* Trecho selecionado:
○ ○ ○
Entenda a legislação sobre o trabalho infantil no país

No Brasil, é proibido o trabalho de menores de 18 anos de idade que apresente quaisquer riscos à sua saúde, segurança e moral, além do trabalho noturno. A legislação ainda proíbe qualquer trabalho ao menor de 16 anos, excetuadas as atividades na condição de aprendiz, que são permitidas a partir dos 14 anos de idade.

A juíza do trabalho do Tribunal Regional do Trabalho – TRT Piauí, Elisabeth Rodrigues, explica que o empregador que explora o trabalho infantil está sujeito às sanções civis, trabalhistas, previdenciárias e criminais: “No âmbito civil, o empregador poderá ser condenado a pagar indenizações pelos danos morais e materiais causados ao menor explorado. Além disso, a questão não deve se limitar ao âmbito individual, podendo o Ministério Público do Trabalho buscar o ressarcimento dos danos aos direitos coletivos e difusos decorrentes da exploração do trabalho de crianças e adolescentes. ”

Elisabeth ainda acrescenta que, após verificada a irregularidade, a consequência é a extinção da relação de trabalho, sendo o empregador obrigado a pagar as devidas verbas trabalhistas, além de reconhecer o vínculo, com a finalidade de assegurar os direitos previdenciários do menor.
○ ○ ○
* Lista de tarefas:
**A.** De acordo com o trecho sobre trabalho infantil, a partir de que idade são permitidas as atividades na condição de aprendiz?
**B.** Converta em lista o parágrafo do trecho que começa com "Elisabeth ainda acrescenta", mantendo os fatos principais.
Os registros não têm nenhum papel aqui.

* Dados fornecidos:
○ ○ ○
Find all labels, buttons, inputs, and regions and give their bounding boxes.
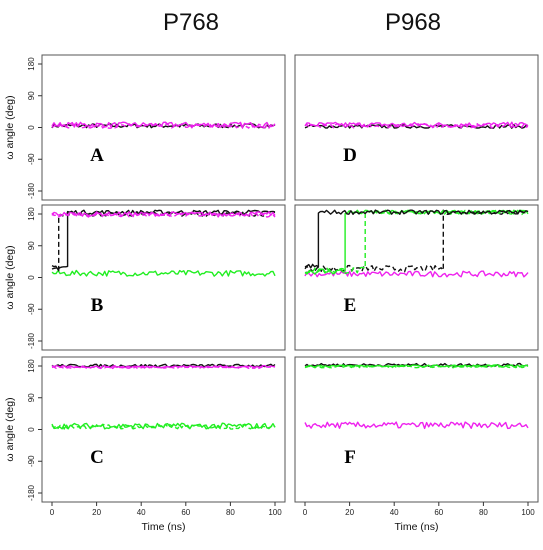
panel-frame bbox=[41, 204, 286, 351]
panel-letter: C bbox=[90, 447, 104, 468]
y-tick-label: 0 bbox=[27, 125, 36, 130]
column-title-right: P968 bbox=[385, 9, 441, 36]
y-tick-label: 180 bbox=[27, 359, 36, 373]
series-line-green-dashed bbox=[51, 423, 276, 430]
series-line-magenta-dashed bbox=[51, 123, 276, 129]
y-tick-label: -180 bbox=[27, 182, 36, 199]
x-tick-label: 40 bbox=[390, 508, 399, 517]
x-tick-label: 60 bbox=[434, 508, 443, 517]
series-line-magenta bbox=[304, 270, 529, 278]
y-tick-label: 90 bbox=[27, 393, 36, 402]
x-tick-label: 60 bbox=[181, 508, 190, 517]
series-line-green bbox=[304, 364, 529, 368]
x-tick-label: 80 bbox=[226, 508, 235, 517]
panel-letter: D bbox=[343, 145, 357, 166]
series-line-black bbox=[304, 209, 529, 269]
y-tick-label: 0 bbox=[27, 427, 36, 432]
series-line-black-dashed bbox=[51, 211, 276, 272]
x-tick-label: 0 bbox=[303, 508, 308, 517]
series-line-green bbox=[304, 209, 529, 275]
series-group bbox=[304, 362, 529, 430]
series-group bbox=[304, 209, 529, 278]
column-title-left: P768 bbox=[163, 9, 219, 36]
series-line-black bbox=[51, 209, 276, 271]
panel-letter: E bbox=[344, 295, 357, 316]
series-line-magenta bbox=[304, 121, 529, 128]
panel-B: 180 90 0 -90 -180 ω angle (deg) B bbox=[4, 204, 286, 351]
panel-frame bbox=[294, 204, 539, 351]
panel-C: 180 90 0 -90 -180 ω angle (deg) 0 20 40 60 80 100 Ti… bbox=[4, 356, 286, 533]
panel-D: D bbox=[294, 54, 539, 201]
x-tick-label: 100 bbox=[268, 508, 282, 517]
series-line-black-dashed bbox=[304, 209, 529, 273]
series-group bbox=[51, 121, 276, 129]
panel-frame bbox=[294, 54, 539, 201]
series-line-magenta bbox=[304, 421, 529, 430]
panel-frame bbox=[41, 356, 286, 503]
series-line-magenta-dashed bbox=[51, 212, 276, 218]
x-tick-label: 20 bbox=[92, 508, 101, 517]
y-tick-label: -180 bbox=[27, 332, 36, 349]
series-line-green bbox=[51, 422, 276, 430]
x-axis-label: Time (ns) bbox=[395, 521, 439, 533]
y-tick-label: -90 bbox=[27, 153, 36, 165]
series-group bbox=[51, 363, 276, 430]
y-axis-label: ω angle (deg) bbox=[4, 245, 16, 309]
x-axis-label: Time (ns) bbox=[142, 521, 186, 533]
series-line-green-dashed bbox=[304, 365, 529, 369]
y-tick-label: -90 bbox=[27, 303, 36, 315]
series-line-green bbox=[51, 269, 276, 277]
x-tick-label: 80 bbox=[479, 508, 488, 517]
series-line-black bbox=[51, 122, 276, 129]
x-tick-label: 100 bbox=[521, 508, 535, 517]
y-axis-label: ω angle (deg) bbox=[4, 95, 16, 159]
panel-frame bbox=[294, 356, 539, 503]
y-tick-label: 180 bbox=[27, 57, 36, 71]
panel-E: E bbox=[294, 204, 539, 351]
y-tick-label: 0 bbox=[27, 275, 36, 280]
y-tick-label: -90 bbox=[27, 455, 36, 467]
series-line-black bbox=[51, 363, 276, 368]
series-group bbox=[304, 121, 529, 129]
y-tick-label: -180 bbox=[27, 484, 36, 501]
panels: 180 90 0 -90 -180 ω angle (deg) A D 180 90 0 -90 -18… bbox=[4, 54, 539, 533]
y-tick-label: 90 bbox=[27, 241, 36, 250]
panel-letter: F bbox=[344, 447, 356, 468]
x-tick-label: 0 bbox=[50, 508, 55, 517]
panel-letter: B bbox=[91, 295, 104, 316]
x-tick-label: 20 bbox=[345, 508, 354, 517]
x-tick-label: 40 bbox=[137, 508, 146, 517]
panel-letter: A bbox=[90, 145, 104, 166]
y-tick-label: 180 bbox=[27, 207, 36, 221]
series-group bbox=[51, 209, 276, 277]
series-line-magenta-dashed bbox=[304, 122, 529, 129]
series-line-magenta-dashed bbox=[51, 365, 276, 370]
series-line-green-dashed bbox=[304, 209, 529, 275]
panel-F: 0 20 40 60 80 100 Time (ns) F bbox=[294, 356, 539, 533]
y-tick-label: 90 bbox=[27, 91, 36, 100]
y-axis-label: ω angle (deg) bbox=[4, 397, 16, 461]
series-line-magenta bbox=[51, 121, 276, 128]
panel-A: 180 90 0 -90 -180 ω angle (deg) A bbox=[4, 54, 286, 201]
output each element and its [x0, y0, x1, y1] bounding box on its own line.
○ ○ ○
* Respostas:
**A.** A partir dos 14 anos de idade.

**B.**
- Verificada a irregularidade, a relação de trabalho é extinta.
- O empregador deve pagar as verbas trabalhistas devidas.
- O empregador deve reconhecer o vínculo para assegurar os direitos previdenciários do menor.